Problem details:
Without including any pictures, write out the listing below exactly.
◆ ◆ ◆ ◆
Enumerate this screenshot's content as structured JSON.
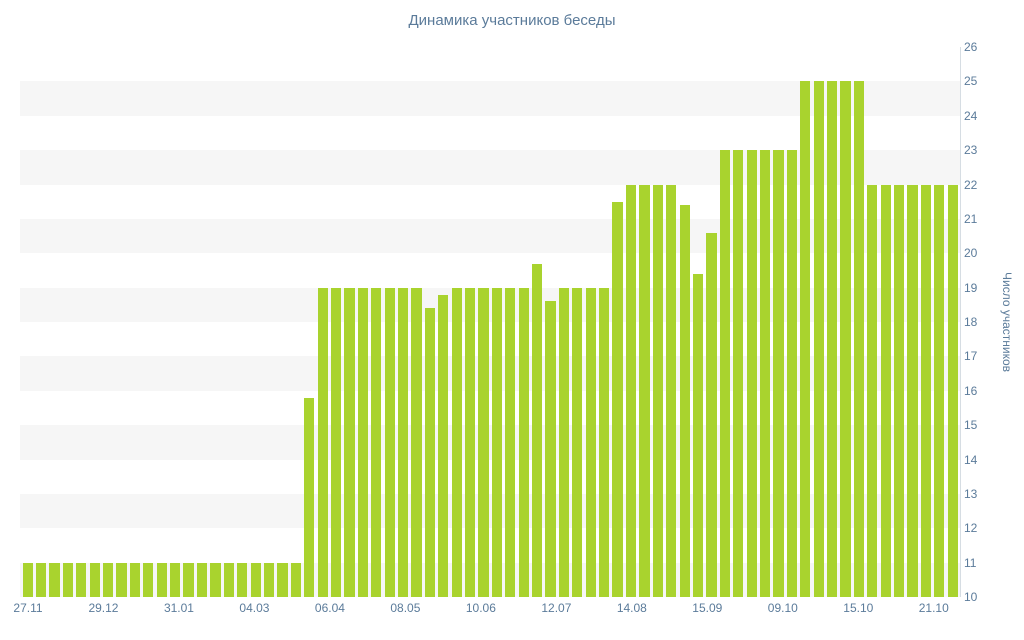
{
  "title": "Динамика участников беседы",
  "chart_data": {
    "type": "bar",
    "title": "Динамика участников беседы",
    "xlabel": "",
    "ylabel": "Число участников",
    "ylim": [
      10,
      26
    ],
    "y_ticks": [
      26,
      25,
      24,
      23,
      22,
      21,
      20,
      19,
      18,
      17,
      16,
      15,
      14,
      13,
      12,
      11,
      10
    ],
    "x_tick_labels": [
      "27.11",
      "29.12",
      "31.01",
      "04.03",
      "06.04",
      "08.05",
      "10.06",
      "12.07",
      "14.08",
      "15.09",
      "09.10",
      "15.10",
      "21.10"
    ],
    "values": [
      11,
      11,
      11,
      11,
      11,
      11,
      11,
      11,
      11,
      11,
      11,
      11,
      11,
      11,
      11,
      11,
      11,
      11,
      11,
      11,
      11,
      15.8,
      19,
      19,
      19,
      19,
      19,
      19,
      19,
      19,
      18.4,
      18.8,
      19,
      19,
      19,
      19,
      19,
      19,
      19.7,
      18.6,
      19,
      19,
      19,
      19,
      21.5,
      22,
      22,
      22,
      22,
      21.4,
      19.4,
      20.6,
      23,
      23,
      23,
      23,
      23,
      23,
      25,
      25,
      25,
      25,
      25,
      22,
      22,
      22,
      22,
      22,
      22,
      22
    ],
    "bar_color": "#a9d32e",
    "band_color": "#f6f6f6",
    "text_color": "#5b7b9a",
    "grid": "alternating horizontal unit bands",
    "legend": "none"
  }
}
◆ ◆ ◆ ◆
The response:
Enumerate this screenshot's content as structured JSON.
{
  "title": "Динамика участников беседы",
  "chart_data": {
    "type": "bar",
    "title": "Динамика участников беседы",
    "xlabel": "",
    "ylabel": "Число участников",
    "ylim": [
      10,
      26
    ],
    "y_ticks": [
      26,
      25,
      24,
      23,
      22,
      21,
      20,
      19,
      18,
      17,
      16,
      15,
      14,
      13,
      12,
      11,
      10
    ],
    "x_tick_labels": [
      "27.11",
      "29.12",
      "31.01",
      "04.03",
      "06.04",
      "08.05",
      "10.06",
      "12.07",
      "14.08",
      "15.09",
      "09.10",
      "15.10",
      "21.10"
    ],
    "values": [
      11,
      11,
      11,
      11,
      11,
      11,
      11,
      11,
      11,
      11,
      11,
      11,
      11,
      11,
      11,
      11,
      11,
      11,
      11,
      11,
      11,
      15.8,
      19,
      19,
      19,
      19,
      19,
      19,
      19,
      19,
      18.4,
      18.8,
      19,
      19,
      19,
      19,
      19,
      19,
      19.7,
      18.6,
      19,
      19,
      19,
      19,
      21.5,
      22,
      22,
      22,
      22,
      21.4,
      19.4,
      20.6,
      23,
      23,
      23,
      23,
      23,
      23,
      25,
      25,
      25,
      25,
      25,
      22,
      22,
      22,
      22,
      22,
      22,
      22
    ],
    "bar_color": "#a9d32e",
    "band_color": "#f6f6f6",
    "text_color": "#5b7b9a",
    "grid": "alternating horizontal unit bands",
    "legend": "none"
  }
}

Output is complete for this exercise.